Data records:
— start —

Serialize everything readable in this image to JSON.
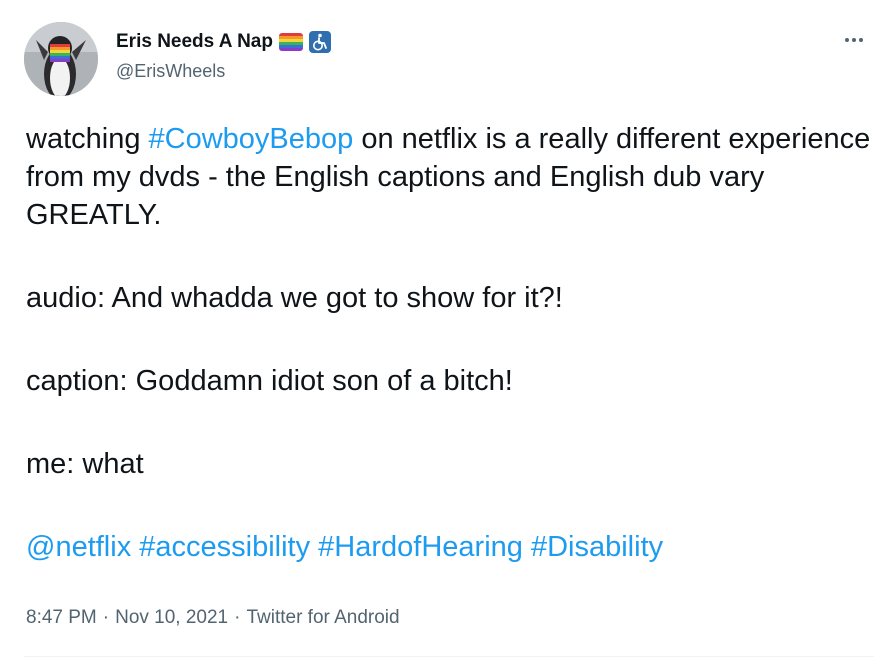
{
  "author": {
    "display_name": "Eris Needs A Nap",
    "handle": "@ErisWheels",
    "badges": [
      "rainbow-flag-icon",
      "wheelchair-icon"
    ]
  },
  "tweet": {
    "line1_pre": "watching ",
    "hashtag_cowboybebop": "#CowboyBebop",
    "line1_post": " on netflix is a really different experience from my dvds - the English captions and English dub vary GREATLY.",
    "audio_line": "audio: And whadda we got to show for it?!",
    "caption_line": "caption: Goddamn idiot son of a bitch!",
    "me_line": "me: what",
    "mention_netflix": "@netflix",
    "hashtag_accessibility": "#accessibility",
    "hashtag_hardofhearing": "#HardofHearing",
    "hashtag_disability": "#Disability"
  },
  "meta": {
    "time": "8:47 PM",
    "sep1": "·",
    "date": "Nov 10, 2021",
    "sep2": "·",
    "source": "Twitter for Android"
  },
  "colors": {
    "link": "#1d9bf0",
    "text": "#0f1419",
    "secondary": "#536471"
  }
}
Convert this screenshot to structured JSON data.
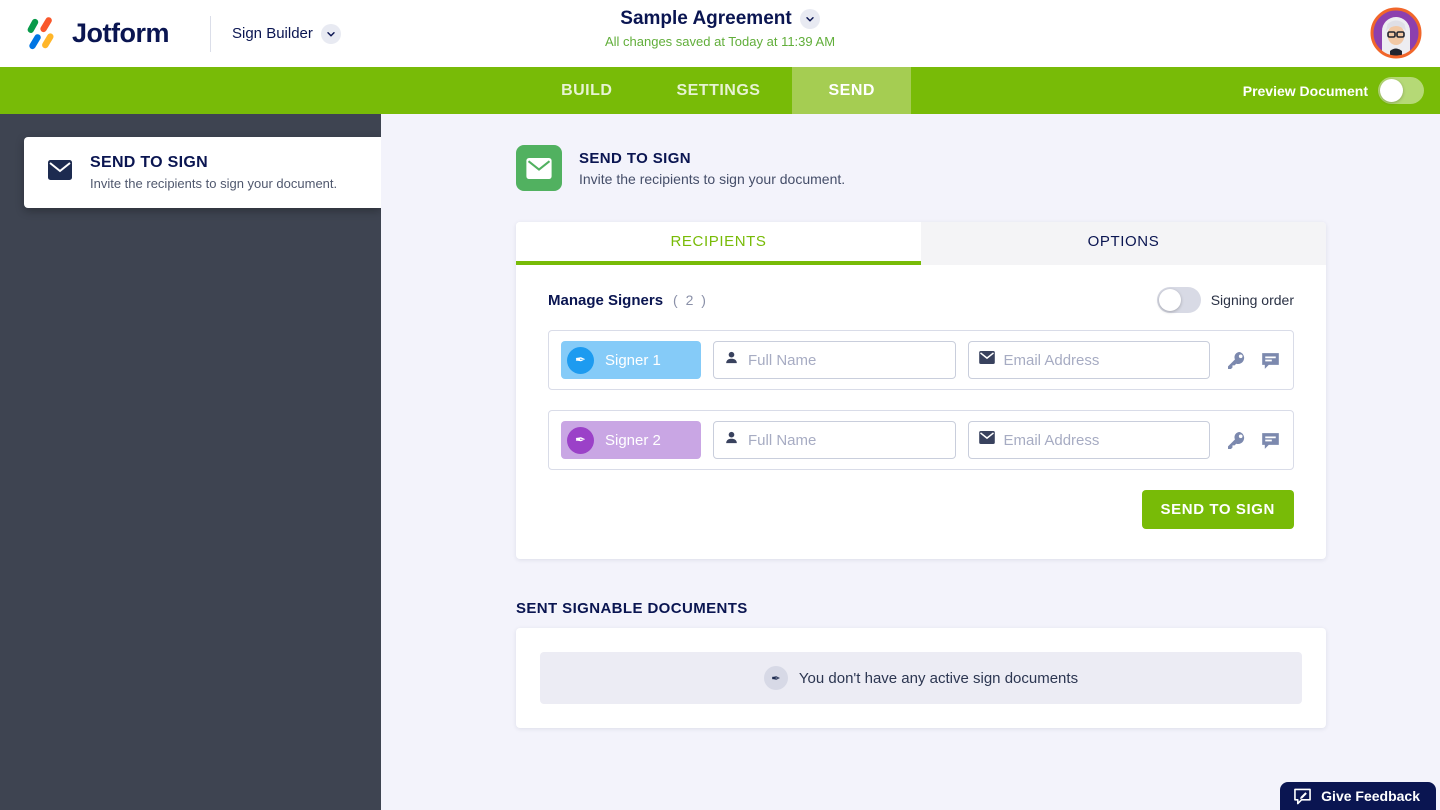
{
  "header": {
    "logo_text": "Jotform",
    "product_name": "Sign Builder",
    "document_title": "Sample Agreement",
    "save_status": "All changes saved at Today at 11:39 AM"
  },
  "navbar": {
    "tabs": [
      {
        "label": "BUILD",
        "active": false
      },
      {
        "label": "SETTINGS",
        "active": false
      },
      {
        "label": "SEND",
        "active": true
      }
    ],
    "preview_toggle_label": "Preview Document",
    "preview_toggle_on": false
  },
  "sidebar": {
    "items": [
      {
        "title": "SEND TO SIGN",
        "description": "Invite the recipients to sign your document.",
        "active": true
      }
    ]
  },
  "main": {
    "section": {
      "title": "SEND TO SIGN",
      "description": "Invite the recipients to sign your document."
    },
    "card": {
      "tabs": [
        {
          "label": "RECIPIENTS",
          "active": true
        },
        {
          "label": "OPTIONS",
          "active": false
        }
      ],
      "manage_signers_label": "Manage Signers",
      "signer_count": "( 2 )",
      "signing_order_label": "Signing order",
      "signing_order_on": false,
      "signers": [
        {
          "label": "Signer 1",
          "full_name_value": "",
          "full_name_placeholder": "Full Name",
          "email_value": "",
          "email_placeholder": "Email Address"
        },
        {
          "label": "Signer 2",
          "full_name_value": "",
          "full_name_placeholder": "Full Name",
          "email_value": "",
          "email_placeholder": "Email Address"
        }
      ],
      "send_button_label": "SEND TO SIGN"
    },
    "sent_documents": {
      "heading": "SENT SIGNABLE DOCUMENTS",
      "empty_message": "You don't have any active sign documents"
    }
  },
  "feedback_button_label": "Give Feedback",
  "colors": {
    "brand_green": "#78BB07",
    "send_tab_highlight": "#A5CD52",
    "navy": "#0A1551",
    "sidebar_bg": "#3E4451",
    "content_bg": "#F3F3FB",
    "saved_text_green": "#61AE3A",
    "signer1_chip": "#85CBF8",
    "signer1_circle": "#1D9BF0",
    "signer2_chip": "#C9A6E4",
    "signer2_circle": "#9B41C8",
    "arrow_orange": "#F0641E",
    "section_icon_green": "#51B160",
    "row_icon_slate": "#7C89AE",
    "feedback_bg": "#0A1551"
  }
}
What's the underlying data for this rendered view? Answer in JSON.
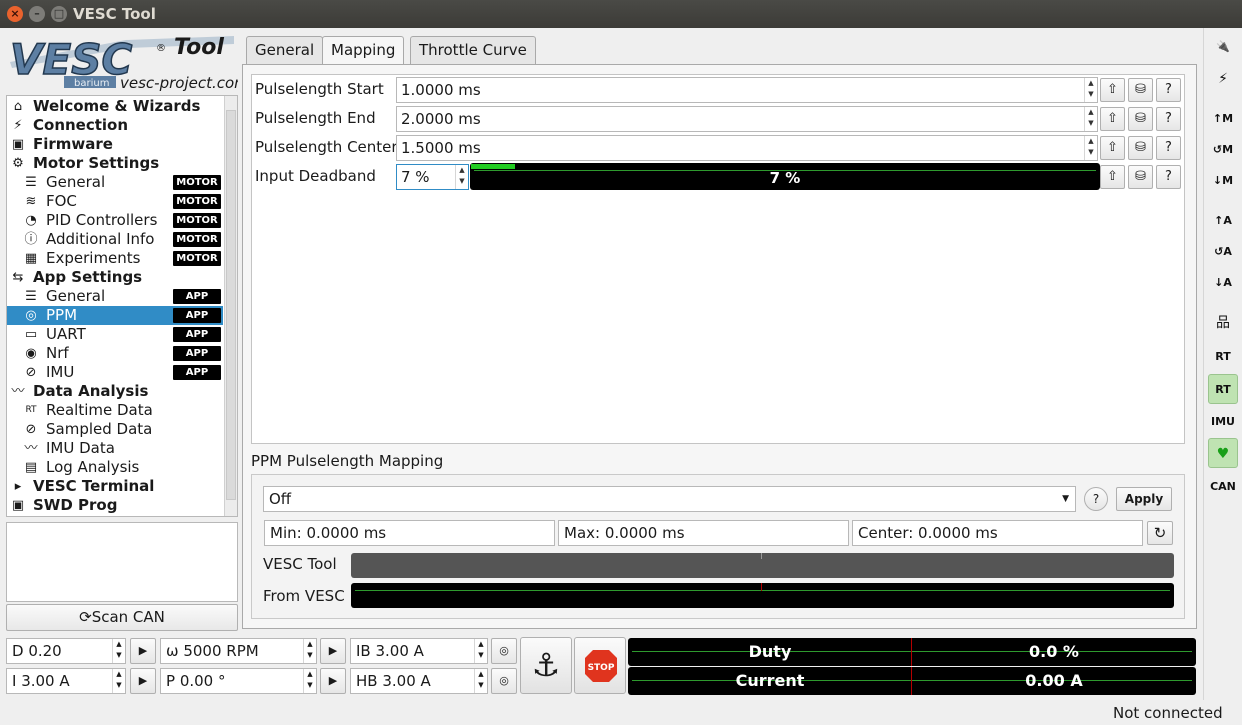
{
  "window": {
    "title": "VESC Tool",
    "close": "×",
    "minimize": "–",
    "maximize": "□"
  },
  "logo": {
    "wordmark": "VESC",
    "tool": "Tool",
    "reg": "®",
    "sub": "barium",
    "url": "vesc-project.com"
  },
  "tree": {
    "items": [
      {
        "label": "Welcome & Wizards",
        "icon": "home-icon",
        "glyph": "⌂",
        "level": 0
      },
      {
        "label": "Connection",
        "icon": "plug-icon",
        "glyph": "⚡",
        "level": 0
      },
      {
        "label": "Firmware",
        "icon": "chip-icon",
        "glyph": "▣",
        "level": 0
      },
      {
        "label": "Motor Settings",
        "icon": "motor-icon",
        "glyph": "⚙",
        "level": 0
      },
      {
        "label": "General",
        "icon": "sliders-icon",
        "glyph": "☰",
        "level": 1,
        "badge": "MOTOR"
      },
      {
        "label": "FOC",
        "icon": "foc-icon",
        "glyph": "≋",
        "level": 1,
        "badge": "MOTOR"
      },
      {
        "label": "PID Controllers",
        "icon": "gauge-icon",
        "glyph": "◔",
        "level": 1,
        "badge": "MOTOR"
      },
      {
        "label": "Additional Info",
        "icon": "info-icon",
        "glyph": "ⓘ",
        "level": 1,
        "badge": "MOTOR"
      },
      {
        "label": "Experiments",
        "icon": "calculator-icon",
        "glyph": "▦",
        "level": 1,
        "badge": "MOTOR"
      },
      {
        "label": "App Settings",
        "icon": "app-icon",
        "glyph": "⇆",
        "level": 0
      },
      {
        "label": "General",
        "icon": "sliders-icon",
        "glyph": "☰",
        "level": 1,
        "badge": "APP"
      },
      {
        "label": "PPM",
        "icon": "gamepad-icon",
        "glyph": "◎",
        "level": 1,
        "badge": "APP",
        "selected": true
      },
      {
        "label": "UART",
        "icon": "keyboard-icon",
        "glyph": "▭",
        "level": 1,
        "badge": "APP"
      },
      {
        "label": "Nrf",
        "icon": "wireless-icon",
        "glyph": "◉",
        "level": 1,
        "badge": "APP"
      },
      {
        "label": "IMU",
        "icon": "imu-icon",
        "glyph": "⊘",
        "level": 1,
        "badge": "APP"
      },
      {
        "label": "Data Analysis",
        "icon": "chart-icon",
        "glyph": "〰",
        "level": 0
      },
      {
        "label": "Realtime Data",
        "icon": "rt-icon",
        "glyph": "RT",
        "level": 1
      },
      {
        "label": "Sampled Data",
        "icon": "sampled-icon",
        "glyph": "⊘",
        "level": 1
      },
      {
        "label": "IMU Data",
        "icon": "imu-data-icon",
        "glyph": "〰",
        "level": 1
      },
      {
        "label": "Log Analysis",
        "icon": "map-icon",
        "glyph": "▤",
        "level": 1
      },
      {
        "label": "VESC Terminal",
        "icon": "terminal-icon",
        "glyph": "▸",
        "level": 0
      },
      {
        "label": "SWD Prog",
        "icon": "swd-icon",
        "glyph": "▣",
        "level": 0
      }
    ]
  },
  "scan_can": {
    "label": "Scan CAN",
    "glyph": "⟳"
  },
  "tabs": [
    "General",
    "Mapping",
    "Throttle Curve"
  ],
  "active_tab": "Mapping",
  "params": [
    {
      "label": "Pulselength Start",
      "value": "1.0000 ms"
    },
    {
      "label": "Pulselength End",
      "value": "2.0000 ms"
    },
    {
      "label": "Pulselength Center",
      "value": "1.5000 ms"
    },
    {
      "label": "Input Deadband",
      "value": "7 %",
      "bar_text": "7 %",
      "bar_fraction": 0.07
    }
  ],
  "param_buttons": {
    "upload": "⇧",
    "restore": "⛁",
    "help": "?"
  },
  "mapping": {
    "title": "PPM Pulselength Mapping",
    "mode": "Off",
    "apply": "Apply",
    "help": "?",
    "min": "Min: 0.0000 ms",
    "max": "Max: 0.0000 ms",
    "center": "Center: 0.0000 ms",
    "reset": "↻",
    "vesc_tool_label": "VESC Tool",
    "from_vesc_label": "From VESC"
  },
  "right_toolbar": [
    {
      "name": "connect-icon",
      "glyph": "🔌"
    },
    {
      "name": "disconnect-icon",
      "glyph": "⚡"
    },
    {
      "name": "read-motor-config-icon",
      "glyph": "↑M"
    },
    {
      "name": "read-default-motor-config-icon",
      "glyph": "↺M"
    },
    {
      "name": "write-motor-config-icon",
      "glyph": "↓M"
    },
    {
      "name": "read-app-config-icon",
      "glyph": "↑A"
    },
    {
      "name": "read-default-app-config-icon",
      "glyph": "↺A"
    },
    {
      "name": "write-app-config-icon",
      "glyph": "↓A"
    },
    {
      "name": "can-fwd-icon",
      "glyph": "品"
    },
    {
      "name": "rt-data-icon",
      "glyph": "RT"
    },
    {
      "name": "rt-app-icon",
      "glyph": "RT",
      "active": true
    },
    {
      "name": "imu-stream-icon",
      "glyph": "IMU"
    },
    {
      "name": "heartbeat-icon",
      "glyph": "♥",
      "active": true
    },
    {
      "name": "can-icon",
      "glyph": "CAN"
    }
  ],
  "controls": {
    "duty": "D 0.20",
    "current": "I 3.00 A",
    "rpm": "ω 5000 RPM",
    "position": "P 0.00 °",
    "brake": "IB 3.00 A",
    "handbrake": "HB 3.00 A",
    "play": "▶",
    "brake_glyph": "◎",
    "anchor": "⚓",
    "stop": "STOP"
  },
  "gauges": {
    "duty_label": "Duty",
    "duty_value": "0.0 %",
    "current_label": "Current",
    "current_value": "0.00 A"
  },
  "status": "Not connected",
  "colors": {
    "selection": "#308cc6",
    "green": "#22cc22",
    "stop_red": "#e0341e"
  }
}
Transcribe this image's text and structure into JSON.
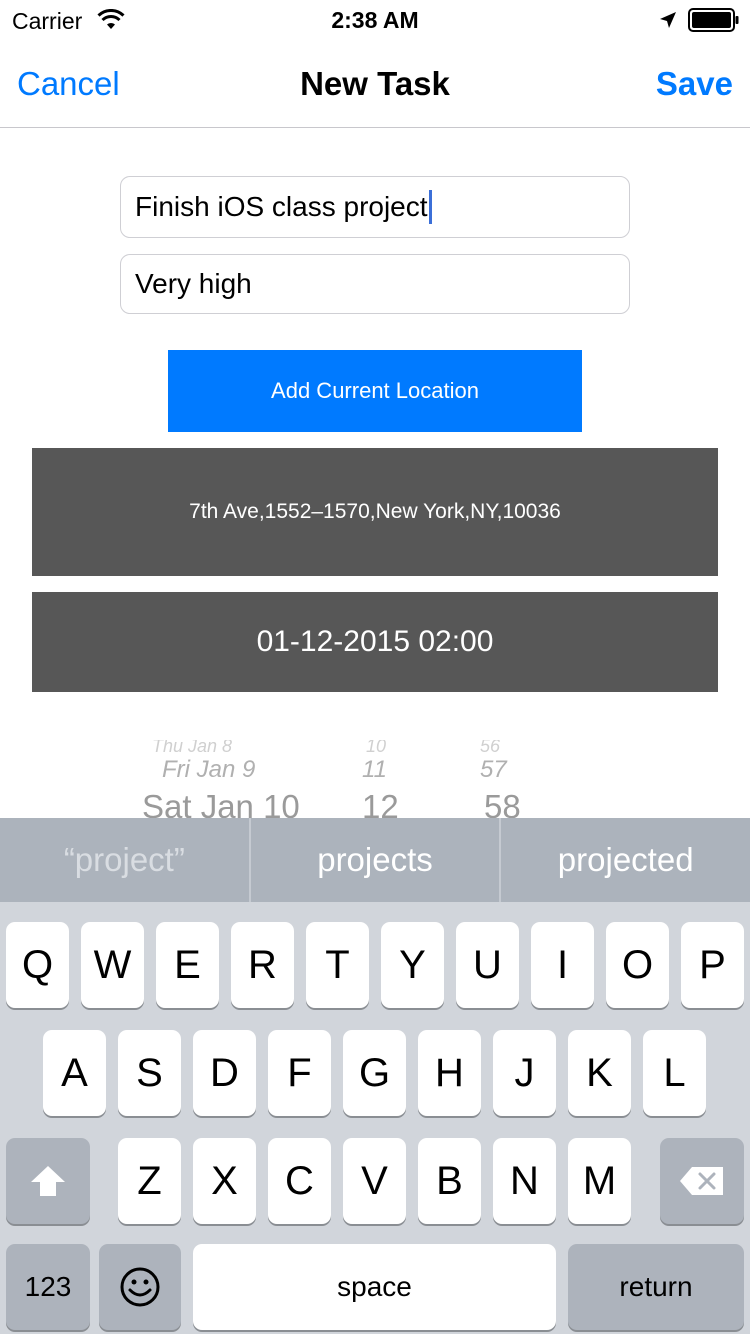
{
  "status_bar": {
    "carrier": "Carrier",
    "time": "2:38 AM",
    "wifi_icon": "wifi-icon",
    "location_icon": "location-arrow-icon",
    "battery_icon": "battery-icon"
  },
  "nav": {
    "cancel": "Cancel",
    "title": "New Task",
    "save": "Save",
    "accent_color": "#007aff"
  },
  "form": {
    "task_name": "Finish iOS class project",
    "priority": "Very high",
    "add_location_label": "Add Current Location",
    "location": "7th Ave,1552–1570,New York,NY,10036",
    "datetime": "01-12-2015 02:00"
  },
  "picker": {
    "faint_row": {
      "day": "Thu Jan 8",
      "hour": "10",
      "minute": "56"
    },
    "mid_row": {
      "day": "Fri Jan 9",
      "hour": "11",
      "minute": "57"
    },
    "near_row": {
      "day": "Sat Jan 10",
      "hour": "12",
      "minute": "58"
    }
  },
  "suggestions": [
    "“project”",
    "projects",
    "projected"
  ],
  "keyboard": {
    "row1": [
      "Q",
      "W",
      "E",
      "R",
      "T",
      "Y",
      "U",
      "I",
      "O",
      "P"
    ],
    "row2": [
      "A",
      "S",
      "D",
      "F",
      "G",
      "H",
      "J",
      "K",
      "L"
    ],
    "row3": [
      "Z",
      "X",
      "C",
      "V",
      "B",
      "N",
      "M"
    ],
    "shift_icon": "shift-arrow-icon",
    "delete_icon": "backspace-icon",
    "emoji_icon": "emoji-face-icon",
    "numbers": "123",
    "space": "space",
    "return": "return"
  }
}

— end —

> **Problem to work on**
Copy every line of the listing containing the string "false".

> **Solution**
        "active": false
        "active": false
    "preview_toggle_on": false
          "active": false
      "signing_order_on": false,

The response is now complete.